++++ MATERIALS PROVIDED ++++
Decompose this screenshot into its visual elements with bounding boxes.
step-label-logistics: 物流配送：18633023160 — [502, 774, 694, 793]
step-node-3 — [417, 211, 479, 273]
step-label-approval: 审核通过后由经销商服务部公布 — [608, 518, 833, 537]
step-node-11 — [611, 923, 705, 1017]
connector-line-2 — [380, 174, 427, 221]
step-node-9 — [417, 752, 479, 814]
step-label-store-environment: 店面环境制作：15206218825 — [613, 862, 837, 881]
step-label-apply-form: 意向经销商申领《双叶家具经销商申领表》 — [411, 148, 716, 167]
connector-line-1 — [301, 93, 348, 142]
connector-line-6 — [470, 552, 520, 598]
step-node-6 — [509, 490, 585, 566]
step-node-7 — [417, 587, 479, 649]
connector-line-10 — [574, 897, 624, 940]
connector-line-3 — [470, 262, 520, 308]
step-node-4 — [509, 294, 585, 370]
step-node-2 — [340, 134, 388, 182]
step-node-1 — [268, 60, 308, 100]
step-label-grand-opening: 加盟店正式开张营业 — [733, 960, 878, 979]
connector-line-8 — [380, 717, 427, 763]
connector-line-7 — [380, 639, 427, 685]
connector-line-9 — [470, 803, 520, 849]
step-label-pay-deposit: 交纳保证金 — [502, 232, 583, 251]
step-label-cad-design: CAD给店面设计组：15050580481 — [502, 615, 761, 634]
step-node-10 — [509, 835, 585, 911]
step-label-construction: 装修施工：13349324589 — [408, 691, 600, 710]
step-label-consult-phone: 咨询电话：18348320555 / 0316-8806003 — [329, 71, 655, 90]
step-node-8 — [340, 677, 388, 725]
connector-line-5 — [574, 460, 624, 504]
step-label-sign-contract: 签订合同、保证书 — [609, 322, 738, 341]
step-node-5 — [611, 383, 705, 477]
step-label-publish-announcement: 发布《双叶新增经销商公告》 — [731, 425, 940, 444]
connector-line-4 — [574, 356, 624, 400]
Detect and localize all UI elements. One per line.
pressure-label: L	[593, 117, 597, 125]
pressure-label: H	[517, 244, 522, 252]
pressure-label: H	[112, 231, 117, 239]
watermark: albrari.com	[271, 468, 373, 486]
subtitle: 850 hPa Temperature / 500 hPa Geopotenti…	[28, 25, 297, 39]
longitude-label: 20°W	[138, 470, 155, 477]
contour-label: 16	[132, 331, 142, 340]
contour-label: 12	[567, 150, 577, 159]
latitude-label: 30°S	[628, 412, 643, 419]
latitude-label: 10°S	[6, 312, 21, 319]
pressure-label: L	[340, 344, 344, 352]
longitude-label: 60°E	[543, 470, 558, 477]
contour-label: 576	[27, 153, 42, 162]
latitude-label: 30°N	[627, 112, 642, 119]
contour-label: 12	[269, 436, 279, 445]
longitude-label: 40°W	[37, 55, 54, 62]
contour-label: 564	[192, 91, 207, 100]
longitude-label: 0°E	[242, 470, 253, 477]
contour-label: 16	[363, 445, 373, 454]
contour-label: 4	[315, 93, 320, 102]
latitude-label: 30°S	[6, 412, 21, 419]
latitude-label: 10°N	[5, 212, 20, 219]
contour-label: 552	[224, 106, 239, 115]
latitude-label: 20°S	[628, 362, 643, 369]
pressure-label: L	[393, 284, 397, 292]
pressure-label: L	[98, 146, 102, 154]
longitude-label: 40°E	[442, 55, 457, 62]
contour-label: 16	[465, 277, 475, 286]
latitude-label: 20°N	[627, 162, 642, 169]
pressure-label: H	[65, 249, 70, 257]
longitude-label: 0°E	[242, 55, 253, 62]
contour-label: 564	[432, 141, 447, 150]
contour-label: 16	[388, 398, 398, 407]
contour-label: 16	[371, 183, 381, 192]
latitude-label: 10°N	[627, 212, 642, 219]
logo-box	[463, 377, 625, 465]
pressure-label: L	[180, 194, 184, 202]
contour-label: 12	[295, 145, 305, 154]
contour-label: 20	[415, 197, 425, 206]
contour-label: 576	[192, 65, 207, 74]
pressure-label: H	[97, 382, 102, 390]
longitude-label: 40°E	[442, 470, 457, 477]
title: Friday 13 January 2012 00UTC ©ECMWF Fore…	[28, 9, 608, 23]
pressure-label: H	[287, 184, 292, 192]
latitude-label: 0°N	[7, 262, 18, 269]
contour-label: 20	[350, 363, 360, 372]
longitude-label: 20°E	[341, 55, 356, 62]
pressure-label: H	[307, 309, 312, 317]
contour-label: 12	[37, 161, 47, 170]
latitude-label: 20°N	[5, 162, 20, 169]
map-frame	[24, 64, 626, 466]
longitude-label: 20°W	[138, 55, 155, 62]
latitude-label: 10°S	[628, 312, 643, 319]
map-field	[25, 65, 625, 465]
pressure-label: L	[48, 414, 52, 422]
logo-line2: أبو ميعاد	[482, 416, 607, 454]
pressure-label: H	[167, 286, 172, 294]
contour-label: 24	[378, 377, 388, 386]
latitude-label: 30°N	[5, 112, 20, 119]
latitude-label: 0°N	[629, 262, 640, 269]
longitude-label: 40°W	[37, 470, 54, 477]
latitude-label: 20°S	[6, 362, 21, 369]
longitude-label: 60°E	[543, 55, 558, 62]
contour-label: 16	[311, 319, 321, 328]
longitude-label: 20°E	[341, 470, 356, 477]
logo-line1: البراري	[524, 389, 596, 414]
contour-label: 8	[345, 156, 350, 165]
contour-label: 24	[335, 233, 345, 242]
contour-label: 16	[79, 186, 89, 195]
++++
(AIM OF THE EXERCISE)
Reproduce every line of the data above with no changes at all.

(EXERCISE RESULT)
Decompose this screenshot into its visual elements with bounding boxes.
step-label-logistics: 物流配送：18633023160 — [502, 774, 694, 793]
step-node-3 — [417, 211, 479, 273]
step-label-approval: 审核通过后由经销商服务部公布 — [608, 518, 833, 537]
step-node-11 — [611, 923, 705, 1017]
connector-line-2 — [380, 174, 427, 221]
step-node-9 — [417, 752, 479, 814]
step-label-store-environment: 店面环境制作：15206218825 — [613, 862, 837, 881]
step-label-apply-form: 意向经销商申领《双叶家具经销商申领表》 — [411, 148, 716, 167]
connector-line-1 — [301, 93, 348, 142]
connector-line-6 — [470, 552, 520, 598]
step-node-6 — [509, 490, 585, 566]
step-node-7 — [417, 587, 479, 649]
connector-line-10 — [574, 897, 624, 940]
connector-line-3 — [470, 262, 520, 308]
step-node-4 — [509, 294, 585, 370]
step-node-2 — [340, 134, 388, 182]
step-node-1 — [268, 60, 308, 100]
step-label-grand-opening: 加盟店正式开张营业 — [733, 960, 878, 979]
connector-line-8 — [380, 717, 427, 763]
connector-line-7 — [380, 639, 427, 685]
connector-line-9 — [470, 803, 520, 849]
step-label-pay-deposit: 交纳保证金 — [502, 232, 583, 251]
step-label-cad-design: CAD给店面设计组：15050580481 — [502, 615, 761, 634]
step-node-10 — [509, 835, 585, 911]
step-label-construction: 装修施工：13349324589 — [408, 691, 600, 710]
step-label-consult-phone: 咨询电话：18348320555 / 0316-8806003 — [329, 71, 655, 90]
step-node-8 — [340, 677, 388, 725]
connector-line-5 — [574, 460, 624, 504]
step-label-sign-contract: 签订合同、保证书 — [609, 322, 738, 341]
step-node-5 — [611, 383, 705, 477]
step-label-publish-announcement: 发布《双叶新增经销商公告》 — [731, 425, 940, 444]
connector-line-4 — [574, 356, 624, 400]
Detect and localize all UI elements. One per line.
pressure-label: L	[593, 117, 597, 125]
pressure-label: H	[517, 244, 522, 252]
pressure-label: H	[112, 231, 117, 239]
watermark: albrari.com	[271, 468, 373, 486]
subtitle: 850 hPa Temperature / 500 hPa Geopotenti…	[28, 25, 297, 39]
longitude-label: 20°W	[138, 470, 155, 477]
contour-label: 16	[132, 331, 142, 340]
contour-label: 12	[567, 150, 577, 159]
latitude-label: 30°S	[628, 412, 643, 419]
latitude-label: 10°S	[6, 312, 21, 319]
pressure-label: L	[340, 344, 344, 352]
longitude-label: 60°E	[543, 470, 558, 477]
contour-label: 576	[27, 153, 42, 162]
latitude-label: 30°N	[627, 112, 642, 119]
contour-label: 12	[269, 436, 279, 445]
longitude-label: 40°W	[37, 55, 54, 62]
contour-label: 564	[192, 91, 207, 100]
longitude-label: 0°E	[242, 470, 253, 477]
contour-label: 16	[363, 445, 373, 454]
contour-label: 4	[315, 93, 320, 102]
latitude-label: 30°S	[6, 412, 21, 419]
latitude-label: 10°N	[5, 212, 20, 219]
contour-label: 552	[224, 106, 239, 115]
latitude-label: 20°S	[628, 362, 643, 369]
pressure-label: L	[393, 284, 397, 292]
pressure-label: L	[98, 146, 102, 154]
longitude-label: 40°E	[442, 55, 457, 62]
contour-label: 16	[465, 277, 475, 286]
latitude-label: 20°N	[627, 162, 642, 169]
pressure-label: H	[65, 249, 70, 257]
longitude-label: 0°E	[242, 55, 253, 62]
contour-label: 564	[432, 141, 447, 150]
contour-label: 16	[388, 398, 398, 407]
contour-label: 16	[371, 183, 381, 192]
latitude-label: 10°N	[627, 212, 642, 219]
logo-box	[463, 377, 625, 465]
pressure-label: L	[180, 194, 184, 202]
contour-label: 12	[295, 145, 305, 154]
contour-label: 20	[415, 197, 425, 206]
contour-label: 576	[192, 65, 207, 74]
pressure-label: H	[97, 382, 102, 390]
longitude-label: 40°E	[442, 470, 457, 477]
title: Friday 13 January 2012 00UTC ©ECMWF Fore…	[28, 9, 608, 23]
pressure-label: H	[287, 184, 292, 192]
latitude-label: 0°N	[7, 262, 18, 269]
contour-label: 20	[350, 363, 360, 372]
longitude-label: 20°E	[341, 55, 356, 62]
pressure-label: H	[307, 309, 312, 317]
contour-label: 12	[37, 161, 47, 170]
latitude-label: 20°N	[5, 162, 20, 169]
map-frame	[24, 64, 626, 466]
longitude-label: 20°W	[138, 55, 155, 62]
latitude-label: 10°S	[628, 312, 643, 319]
map-field	[25, 65, 625, 465]
pressure-label: L	[48, 414, 52, 422]
logo-line2: أبو ميعاد	[482, 416, 607, 454]
pressure-label: H	[167, 286, 172, 294]
contour-label: 24	[378, 377, 388, 386]
latitude-label: 30°N	[5, 112, 20, 119]
latitude-label: 0°N	[629, 262, 640, 269]
longitude-label: 40°W	[37, 470, 54, 477]
latitude-label: 20°S	[6, 362, 21, 369]
longitude-label: 60°E	[543, 55, 558, 62]
contour-label: 16	[311, 319, 321, 328]
longitude-label: 20°E	[341, 470, 356, 477]
logo-line1: البراري	[524, 389, 596, 414]
contour-label: 8	[345, 156, 350, 165]
contour-label: 24	[335, 233, 345, 242]
contour-label: 16	[79, 186, 89, 195]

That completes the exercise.